WRITTEN PROBLEM: Retype all the rows below exactly as they appear, leaving out the pictures.

RECORDS SHOWN:
- - - - - - -
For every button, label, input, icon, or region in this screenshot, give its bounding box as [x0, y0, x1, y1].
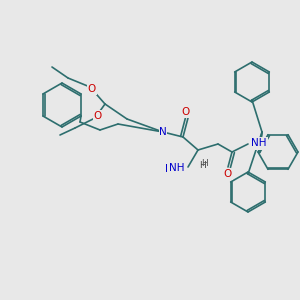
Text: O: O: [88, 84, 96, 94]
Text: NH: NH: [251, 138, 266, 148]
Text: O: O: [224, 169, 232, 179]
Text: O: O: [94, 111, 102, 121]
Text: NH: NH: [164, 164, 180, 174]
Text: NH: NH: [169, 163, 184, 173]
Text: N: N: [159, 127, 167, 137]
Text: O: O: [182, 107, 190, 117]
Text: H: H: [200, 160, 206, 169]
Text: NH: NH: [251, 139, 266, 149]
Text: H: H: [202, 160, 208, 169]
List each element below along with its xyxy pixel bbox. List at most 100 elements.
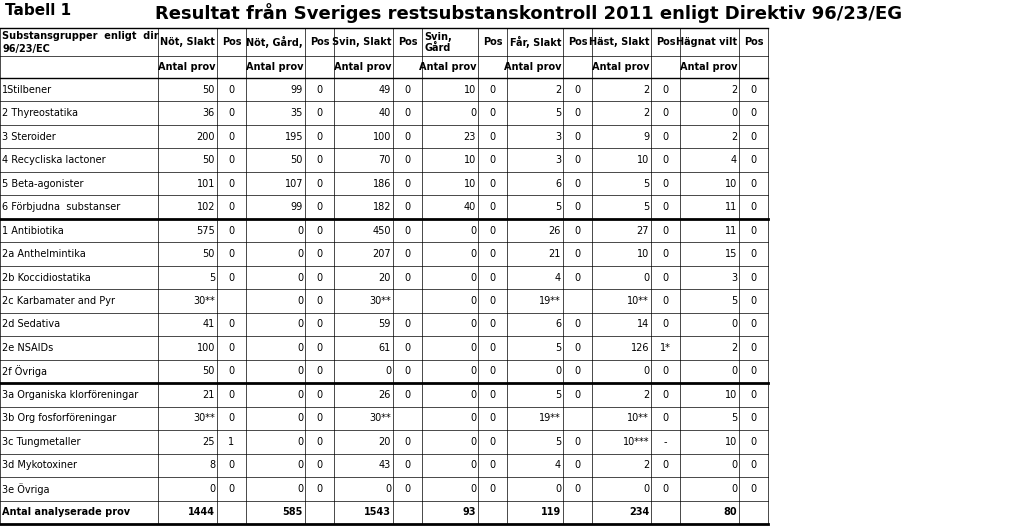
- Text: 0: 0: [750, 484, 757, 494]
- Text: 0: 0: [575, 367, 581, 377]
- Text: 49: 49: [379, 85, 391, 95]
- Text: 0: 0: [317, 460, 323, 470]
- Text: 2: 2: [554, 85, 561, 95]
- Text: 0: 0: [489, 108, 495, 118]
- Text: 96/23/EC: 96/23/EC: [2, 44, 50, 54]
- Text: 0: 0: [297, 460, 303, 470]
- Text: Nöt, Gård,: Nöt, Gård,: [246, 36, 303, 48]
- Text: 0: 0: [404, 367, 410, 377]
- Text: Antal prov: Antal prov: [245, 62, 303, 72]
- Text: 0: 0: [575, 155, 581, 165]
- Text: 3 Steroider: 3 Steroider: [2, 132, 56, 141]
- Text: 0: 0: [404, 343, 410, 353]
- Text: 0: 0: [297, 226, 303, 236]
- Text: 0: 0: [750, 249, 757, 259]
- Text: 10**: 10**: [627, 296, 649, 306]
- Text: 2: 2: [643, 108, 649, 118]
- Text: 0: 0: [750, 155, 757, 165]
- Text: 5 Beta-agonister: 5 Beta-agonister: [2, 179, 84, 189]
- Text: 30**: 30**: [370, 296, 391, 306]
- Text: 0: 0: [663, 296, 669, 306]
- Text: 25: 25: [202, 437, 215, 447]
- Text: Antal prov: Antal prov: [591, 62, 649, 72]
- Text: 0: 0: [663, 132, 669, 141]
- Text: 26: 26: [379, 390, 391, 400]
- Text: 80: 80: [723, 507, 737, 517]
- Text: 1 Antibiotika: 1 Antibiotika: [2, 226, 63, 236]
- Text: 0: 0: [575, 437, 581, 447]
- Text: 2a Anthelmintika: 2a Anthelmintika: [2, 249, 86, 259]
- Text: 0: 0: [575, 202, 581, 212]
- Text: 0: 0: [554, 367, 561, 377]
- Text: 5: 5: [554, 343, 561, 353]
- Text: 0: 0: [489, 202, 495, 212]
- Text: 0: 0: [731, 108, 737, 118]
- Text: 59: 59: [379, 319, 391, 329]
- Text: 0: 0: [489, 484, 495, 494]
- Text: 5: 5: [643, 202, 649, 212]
- - - - - - -
SOLUTION TO THIS EXERCISE:
For every button, label, input, icon, or region in this screenshot, give its bounding box as [x0, y0, x1, y1].
Text: O: O: [88, 84, 96, 94]
Text: NH: NH: [251, 138, 266, 148]
Text: O: O: [224, 169, 232, 179]
Text: O: O: [94, 111, 102, 121]
Text: NH: NH: [164, 164, 180, 174]
Text: NH: NH: [169, 163, 184, 173]
Text: N: N: [159, 127, 167, 137]
Text: O: O: [182, 107, 190, 117]
Text: H: H: [200, 160, 206, 169]
Text: NH: NH: [251, 139, 266, 149]
Text: H: H: [202, 160, 208, 169]
List each element below along with its xyxy pixel bbox. List at most 100 elements.
- Text: 0: 0: [750, 484, 757, 494]
- Text: 0: 0: [575, 367, 581, 377]
- Text: 49: 49: [379, 85, 391, 95]
- Text: 0: 0: [317, 460, 323, 470]
- Text: 2: 2: [554, 85, 561, 95]
- Text: 0: 0: [489, 108, 495, 118]
- Text: 96/23/EC: 96/23/EC: [2, 44, 50, 54]
- Text: 0: 0: [297, 460, 303, 470]
- Text: Nöt, Gård,: Nöt, Gård,: [246, 36, 303, 48]
- Text: 0: 0: [404, 367, 410, 377]
- Text: Antal prov: Antal prov: [245, 62, 303, 72]
- Text: 0: 0: [575, 155, 581, 165]
- Text: 3 Steroider: 3 Steroider: [2, 132, 56, 141]
- Text: 0: 0: [404, 343, 410, 353]
- Text: 0: 0: [297, 226, 303, 236]
- Text: 0: 0: [750, 249, 757, 259]
- Text: 10**: 10**: [627, 296, 649, 306]
- Text: 2: 2: [643, 108, 649, 118]
- Text: 0: 0: [750, 155, 757, 165]
- Text: 5 Beta-agonister: 5 Beta-agonister: [2, 179, 84, 189]
- Text: 30**: 30**: [370, 296, 391, 306]
- Text: 0: 0: [663, 296, 669, 306]
- Text: 25: 25: [202, 437, 215, 447]
- Text: Antal prov: Antal prov: [591, 62, 649, 72]
- Text: 0: 0: [663, 132, 669, 141]
- Text: 26: 26: [379, 390, 391, 400]
- Text: 80: 80: [723, 507, 737, 517]
- Text: 1 Antibiotika: 1 Antibiotika: [2, 226, 63, 236]
- Text: 0: 0: [575, 437, 581, 447]
- Text: 2a Anthelmintika: 2a Anthelmintika: [2, 249, 86, 259]
- Text: 0: 0: [575, 202, 581, 212]
- Text: 0: 0: [554, 367, 561, 377]
- Text: 5: 5: [554, 343, 561, 353]
- Text: 0: 0: [489, 202, 495, 212]
- Text: 0: 0: [731, 108, 737, 118]
- Text: 59: 59: [379, 319, 391, 329]
- Text: 0: 0: [489, 484, 495, 494]
- Text: 5: 5: [643, 202, 649, 212]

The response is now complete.